### What is being asked
Would it be possible to write out each entry below exactly, without the pictures?

### Dataset extract
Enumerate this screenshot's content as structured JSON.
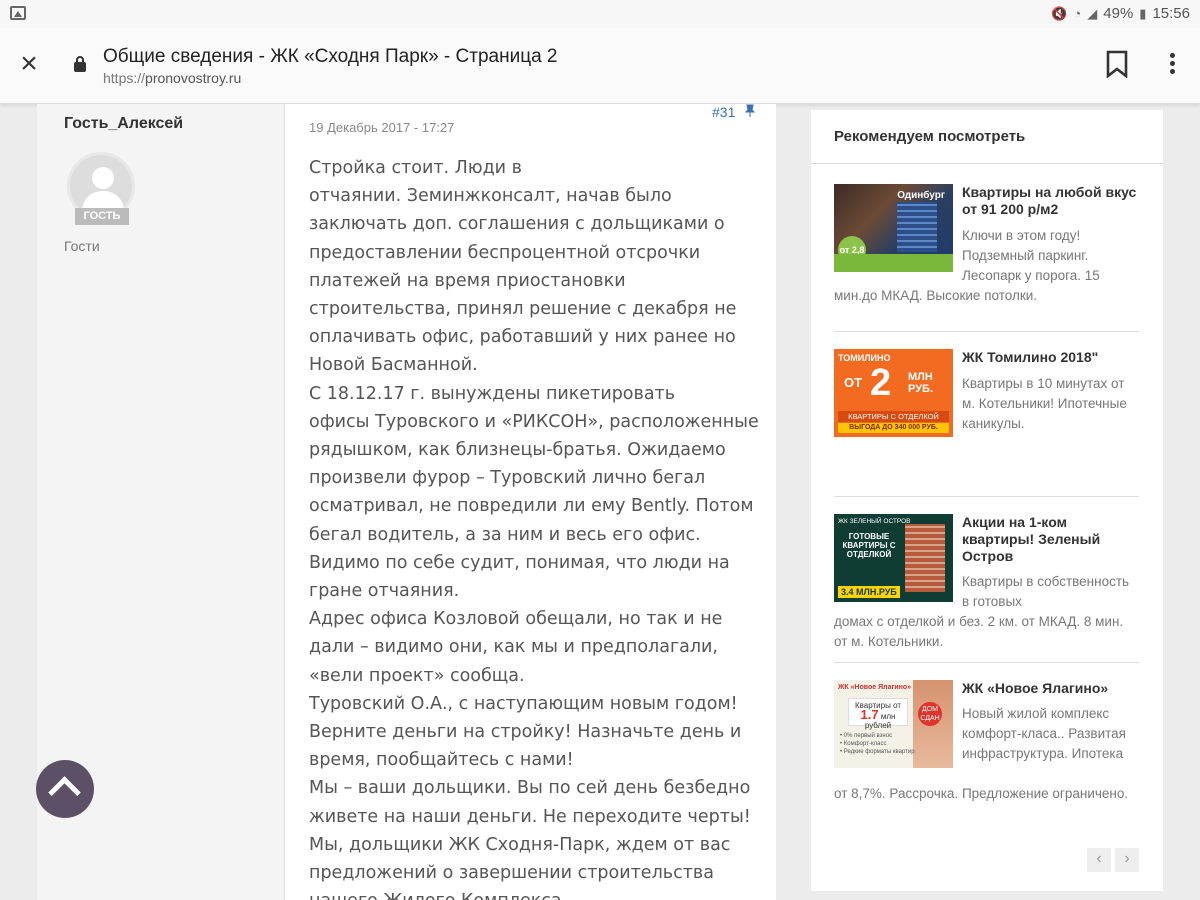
{
  "status_bar": {
    "battery": "49%",
    "time": "15:56"
  },
  "browser": {
    "title": "Общие сведения - ЖК «Сходня Парк» - Страница 2",
    "url_proto": "https://",
    "url_host": "pronovostroy.ru"
  },
  "post": {
    "author": "Гость_Алексей",
    "badge": "ГОСТЬ",
    "group": "Гости",
    "date": "19 Декабрь 2017 - 17:27",
    "number": "#31",
    "paragraphs": [
      "Стройка стоит. Люди в",
      "отчаянии. Земинжконсалт, начав было заключать доп. соглашения с дольщиками о предоставлении беспроцентной отсрочки платежей на время приостановки строительства, принял решение с декабря не оплачивать офис, работавший у них ранее но Новой Басманной.",
      "С 18.12.17 г. вынуждены пикетировать",
      "офисы Туровского и «РИКСОН», расположенные рядышком, как близнецы-братья. Ожидаемо произвели фурор – Туровский лично бегал осматривал, не повредили ли ему Bently. Потом бегал водитель, а за ним и весь его офис. Видимо по себе судит, понимая, что люди на гране отчаяния.",
      "Адрес офиса Козловой обещали, но так и не дали – видимо они, как мы и предполагали, «вели проект» сообща.",
      "Туровский О.А., с наступающим новым годом! Верните деньги на стройку! Назначьте день и время, пообщайтесь с нами!",
      "Мы – ваши дольщики. Вы по сей день безбедно живете на наши деньги. Не переходите черты!",
      "Мы, дольщики ЖК Сходня-Парк, ждем от вас предложений о завершении строительства нашего Жилого Комплекса."
    ]
  },
  "sidebar": {
    "title": "Рекомендуем посмотреть",
    "items": [
      {
        "title": "Квартиры на любой вкус от 91 200 р/м2",
        "desc_side": "Ключи в этом году! Подземный паркинг. Лесопарк у порога. 15",
        "desc_full": "мин.до МКАД. Высокие потолки.",
        "thumb": {
          "brand": "Одинбург",
          "badge": "от 2,8"
        }
      },
      {
        "title": "ЖК Томилино 2018\"",
        "desc_side": "Квартиры в 10 минутах от м. Котельники! Ипотечные каникулы.",
        "desc_full": "",
        "thumb": {
          "l1": "ТОМИЛИНО",
          "pre": "ОТ",
          "big": "2",
          "unit": "МЛН РУБ.",
          "band": "КВАРТИРЫ С ОТДЕЛКОЙ",
          "band2": "ВЫГОДА ДО 340 000 РУБ."
        }
      },
      {
        "title": "Акции на 1-ком квартиры! Зеленый Остров",
        "desc_side": "Квартиры в собственность в готовых",
        "desc_full": "домах с отделкой и без. 2 км. от МКАД. 8 мин. от м. Котельники.",
        "thumb": {
          "l1": "ЖК ЗЕЛЕНЫЙ ОСТРОВ",
          "l2": "ГОТОВЫЕ КВАРТИРЫ С ОТДЕЛКОЙ",
          "price": "3.4 МЛН.РУБ"
        }
      },
      {
        "title": "ЖК «Новое Ялагино»",
        "desc_side": "Новый жилой комплекс комфорт-класа.. Развитая инфраструктура. Ипотека",
        "desc_full": "от 8,7%. Рассрочка. Предложение ограничено.",
        "thumb": {
          "l1": "ЖК «Новое Ялагино»",
          "l2": "Квартиры от",
          "price": "1.7",
          "unit": "млн рублей",
          "circle": "ДОМ СДАН",
          "bullets": "• 0% первый взнос\n• Комфорт-класс\n• Редкие форматы квартир"
        }
      }
    ],
    "prev_label": "‹",
    "next_label": "›"
  },
  "icons": {
    "close": "close-icon",
    "lock": "lock-icon",
    "bookmark": "bookmark-icon",
    "menu": "more-vert-icon",
    "scroll_top": "chevron-up-icon"
  }
}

### In response
Enumerate this screenshot's content as structured JSON.
{
  "status_bar": {
    "battery": "49%",
    "time": "15:56"
  },
  "browser": {
    "title": "Общие сведения - ЖК «Сходня Парк» - Страница 2",
    "url_proto": "https://",
    "url_host": "pronovostroy.ru"
  },
  "post": {
    "author": "Гость_Алексей",
    "badge": "ГОСТЬ",
    "group": "Гости",
    "date": "19 Декабрь 2017 - 17:27",
    "number": "#31",
    "paragraphs": [
      "Стройка стоит. Люди в",
      "отчаянии. Земинжконсалт, начав было заключать доп. соглашения с дольщиками о предоставлении беспроцентной отсрочки платежей на время приостановки строительства, принял решение с декабря не оплачивать офис, работавший у них ранее но Новой Басманной.",
      "С 18.12.17 г. вынуждены пикетировать",
      "офисы Туровского и «РИКСОН», расположенные рядышком, как близнецы-братья. Ожидаемо произвели фурор – Туровский лично бегал осматривал, не повредили ли ему Bently. Потом бегал водитель, а за ним и весь его офис. Видимо по себе судит, понимая, что люди на гране отчаяния.",
      "Адрес офиса Козловой обещали, но так и не дали – видимо они, как мы и предполагали, «вели проект» сообща.",
      "Туровский О.А., с наступающим новым годом! Верните деньги на стройку! Назначьте день и время, пообщайтесь с нами!",
      "Мы – ваши дольщики. Вы по сей день безбедно живете на наши деньги. Не переходите черты!",
      "Мы, дольщики ЖК Сходня-Парк, ждем от вас предложений о завершении строительства нашего Жилого Комплекса."
    ]
  },
  "sidebar": {
    "title": "Рекомендуем посмотреть",
    "items": [
      {
        "title": "Квартиры на любой вкус от 91 200 р/м2",
        "desc_side": "Ключи в этом году! Подземный паркинг. Лесопарк у порога. 15",
        "desc_full": "мин.до МКАД. Высокие потолки.",
        "thumb": {
          "brand": "Одинбург",
          "badge": "от 2,8"
        }
      },
      {
        "title": "ЖК Томилино 2018\"",
        "desc_side": "Квартиры в 10 минутах от м. Котельники! Ипотечные каникулы.",
        "desc_full": "",
        "thumb": {
          "l1": "ТОМИЛИНО",
          "pre": "ОТ",
          "big": "2",
          "unit": "МЛН РУБ.",
          "band": "КВАРТИРЫ С ОТДЕЛКОЙ",
          "band2": "ВЫГОДА ДО 340 000 РУБ."
        }
      },
      {
        "title": "Акции на 1-ком квартиры! Зеленый Остров",
        "desc_side": "Квартиры в собственность в готовых",
        "desc_full": "домах с отделкой и без. 2 км. от МКАД. 8 мин. от м. Котельники.",
        "thumb": {
          "l1": "ЖК ЗЕЛЕНЫЙ ОСТРОВ",
          "l2": "ГОТОВЫЕ КВАРТИРЫ С ОТДЕЛКОЙ",
          "price": "3.4 МЛН.РУБ"
        }
      },
      {
        "title": "ЖК «Новое Ялагино»",
        "desc_side": "Новый жилой комплекс комфорт-класа.. Развитая инфраструктура. Ипотека",
        "desc_full": "от 8,7%. Рассрочка. Предложение ограничено.",
        "thumb": {
          "l1": "ЖК «Новое Ялагино»",
          "l2": "Квартиры от",
          "price": "1.7",
          "unit": "млн рублей",
          "circle": "ДОМ СДАН",
          "bullets": "• 0% первый взнос\n• Комфорт-класс\n• Редкие форматы квартир"
        }
      }
    ],
    "prev_label": "‹",
    "next_label": "›"
  },
  "icons": {
    "close": "close-icon",
    "lock": "lock-icon",
    "bookmark": "bookmark-icon",
    "menu": "more-vert-icon",
    "scroll_top": "chevron-up-icon"
  }
}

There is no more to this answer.